La Banque du Canada a publié mercredi le résumé des délibérations qui ont mené à sa décision de maintenir son taux directeur inchangé pour la quatrième fois consécutive, fin avril. Le document montre qu’au sein du Conseil de direction, les gouverneurs ont encore passé en revue plusieurs trajectoires possibles pour l’économie, dans un contexte dominé par la guerre en Iran et par l’incertitude commerciale.
Le message central est simple: la prochaine décision ne se laissera pas enfermer dans un seul scénario. En avril, Tiff Macklem avait prévenu que si la guerre en Iran ou le durcissement des restrictions commerciales imposées par les États-Unis freinaient l’économie alors que l’inflation restait bien maîtrisée, de nouvelles baisses du taux directeur pourraient devenir nécessaires. À l’inverse, il a aussi averti qu’une propagation des pressions sur les coûts liée à la hausse des prix mondiaux du pétrole pourrait pousser la banque centrale à procéder à des hausses consécutives des taux.
Cette publication survient alors que la banque centrale cherche à garder une marge de manœuvre face à une série de chocs potentiels. Le Conseil de direction, composé de six membres et chargé de fixer le taux directeur ainsi que d’autres éléments de haut niveau de la politique monétaire, a indiqué que l’ampleur du resserrement nécessaire dépendrait en partie du niveau d’investissement dans le secteur de l’énergie et de l’évolution du dollar canadien face au dollar américain. Dans ses dernières prévisions, la banque table sur un prix mondial du pétrole de 75 $ US le baril au cours de l’année à venir, mais le résumé des délibérations souligne qu’entre la guerre en Iran et l’issue de la prochaine révision de l’accord entre le Canada, les États-Unis et le Mexique, de nombreuses voies restent ouvertes pour la croissance et l’inflation.
Le compte rendu montre aussi que les décideurs ne partageaient pas tous la même lecture des risques. Certains membres accordaient des probabilités différentes au résultat de la révision de l’ACEUM et à l’évolution du conflit au Moyen-Orient, ce qui a nourri des visions diverses sur la trajectoire du taux directeur. Macklem l’avait dit en avril sans détour: « L’incertitude est plus élevée que d’habitude et il y a de nombreuses issues possibles. La politique monétaire pourrait devoir être souple ». Il avait aussi expliqué: « Ce que nous essayons de faire comprendre, c’est l’orientation et l’ampleur approximative de notre réaction face à certaines situations ».

Entrées enregistrées
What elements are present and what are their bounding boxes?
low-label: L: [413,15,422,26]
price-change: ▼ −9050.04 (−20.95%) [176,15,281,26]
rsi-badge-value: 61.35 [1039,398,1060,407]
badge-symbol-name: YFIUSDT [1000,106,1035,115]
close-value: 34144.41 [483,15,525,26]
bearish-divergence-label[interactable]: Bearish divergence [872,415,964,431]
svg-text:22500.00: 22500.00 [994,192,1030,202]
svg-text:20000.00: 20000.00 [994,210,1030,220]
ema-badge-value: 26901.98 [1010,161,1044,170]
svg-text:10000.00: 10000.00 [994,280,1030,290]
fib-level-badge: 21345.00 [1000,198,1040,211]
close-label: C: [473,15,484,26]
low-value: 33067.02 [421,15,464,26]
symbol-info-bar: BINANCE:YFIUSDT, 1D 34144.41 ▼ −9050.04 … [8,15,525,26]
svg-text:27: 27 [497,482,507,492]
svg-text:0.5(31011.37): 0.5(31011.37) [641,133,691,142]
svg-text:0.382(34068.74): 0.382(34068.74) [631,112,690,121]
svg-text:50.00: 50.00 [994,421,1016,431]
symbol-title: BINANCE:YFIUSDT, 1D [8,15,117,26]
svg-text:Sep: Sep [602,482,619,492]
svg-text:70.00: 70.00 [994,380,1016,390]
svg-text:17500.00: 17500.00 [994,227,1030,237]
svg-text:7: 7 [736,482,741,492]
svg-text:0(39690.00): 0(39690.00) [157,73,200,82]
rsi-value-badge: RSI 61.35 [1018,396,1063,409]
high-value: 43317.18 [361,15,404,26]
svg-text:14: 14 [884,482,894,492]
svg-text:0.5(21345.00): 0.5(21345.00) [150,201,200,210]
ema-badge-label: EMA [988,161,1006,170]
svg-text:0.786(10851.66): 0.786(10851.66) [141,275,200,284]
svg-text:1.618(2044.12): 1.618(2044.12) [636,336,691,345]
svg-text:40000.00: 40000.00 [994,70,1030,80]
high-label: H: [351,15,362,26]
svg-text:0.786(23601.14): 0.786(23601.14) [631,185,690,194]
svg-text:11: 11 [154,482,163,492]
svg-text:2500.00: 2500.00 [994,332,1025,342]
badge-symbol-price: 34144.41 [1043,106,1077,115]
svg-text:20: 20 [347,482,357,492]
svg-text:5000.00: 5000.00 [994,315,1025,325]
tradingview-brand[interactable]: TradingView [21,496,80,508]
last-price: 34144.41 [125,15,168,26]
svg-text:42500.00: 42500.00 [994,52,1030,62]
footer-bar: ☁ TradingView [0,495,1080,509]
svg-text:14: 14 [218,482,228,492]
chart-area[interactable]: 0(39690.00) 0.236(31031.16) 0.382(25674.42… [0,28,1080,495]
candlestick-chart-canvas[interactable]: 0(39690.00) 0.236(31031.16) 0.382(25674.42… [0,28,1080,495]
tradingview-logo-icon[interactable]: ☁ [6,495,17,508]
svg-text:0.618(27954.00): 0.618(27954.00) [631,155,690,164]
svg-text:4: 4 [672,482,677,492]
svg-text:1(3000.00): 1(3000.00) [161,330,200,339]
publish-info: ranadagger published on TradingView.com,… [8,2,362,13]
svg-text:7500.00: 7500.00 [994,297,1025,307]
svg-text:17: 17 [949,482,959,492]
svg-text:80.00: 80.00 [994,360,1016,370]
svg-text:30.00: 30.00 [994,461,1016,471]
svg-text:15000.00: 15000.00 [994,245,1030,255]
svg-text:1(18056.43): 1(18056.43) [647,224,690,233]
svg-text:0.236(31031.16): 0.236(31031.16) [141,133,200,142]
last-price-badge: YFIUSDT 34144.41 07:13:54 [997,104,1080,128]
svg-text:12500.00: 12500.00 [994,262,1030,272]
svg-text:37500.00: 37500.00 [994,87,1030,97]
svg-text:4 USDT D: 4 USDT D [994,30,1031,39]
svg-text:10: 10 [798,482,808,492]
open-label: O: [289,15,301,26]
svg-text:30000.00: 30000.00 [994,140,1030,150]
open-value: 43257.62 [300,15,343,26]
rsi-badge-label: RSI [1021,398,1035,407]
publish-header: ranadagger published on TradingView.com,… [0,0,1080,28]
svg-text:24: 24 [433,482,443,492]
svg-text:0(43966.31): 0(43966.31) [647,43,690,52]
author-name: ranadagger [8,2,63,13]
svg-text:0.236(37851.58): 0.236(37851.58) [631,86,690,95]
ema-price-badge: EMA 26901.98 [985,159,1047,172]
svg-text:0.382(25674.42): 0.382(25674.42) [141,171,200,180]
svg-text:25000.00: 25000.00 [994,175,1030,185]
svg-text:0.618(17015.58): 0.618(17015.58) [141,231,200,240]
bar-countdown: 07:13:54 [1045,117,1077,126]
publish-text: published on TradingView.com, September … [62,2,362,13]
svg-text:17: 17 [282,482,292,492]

** TRAVAIL DEMANDÉ **
Réécrivez sous forme de liste le paragraphe du texte sur la Banque du Canada qui commence par « Cette publication survient », en conservant ses faits principaux.

** RÉPONSE **
- La publication survient alors que la banque centrale cherche à garder une marge de manœuvre face à une série de chocs potentiels.
- Le Conseil de direction compte six membres. Il fixe le taux directeur et d'autres éléments de haut niveau de la politique monétaire.
- Selon le Conseil, l'ampleur du resserrement nécessaire dépendrait en partie du niveau d'investissement dans le secteur de l'énergie et de l'évolution du dollar canadien face au dollar américain.
- Dans ses dernières prévisions, la banque table sur un prix mondial du pétrole de 75 $ US le baril au cours de l'année à venir.
- Le résumé des délibérations souligne que de nombreuses voies restent ouvertes pour la croissance et l'inflation. Cette incertitude tient à la guerre en Iran et à l'issue de la prochaine révision de l'accord entre le Canada, les États-Unis et le Mexique.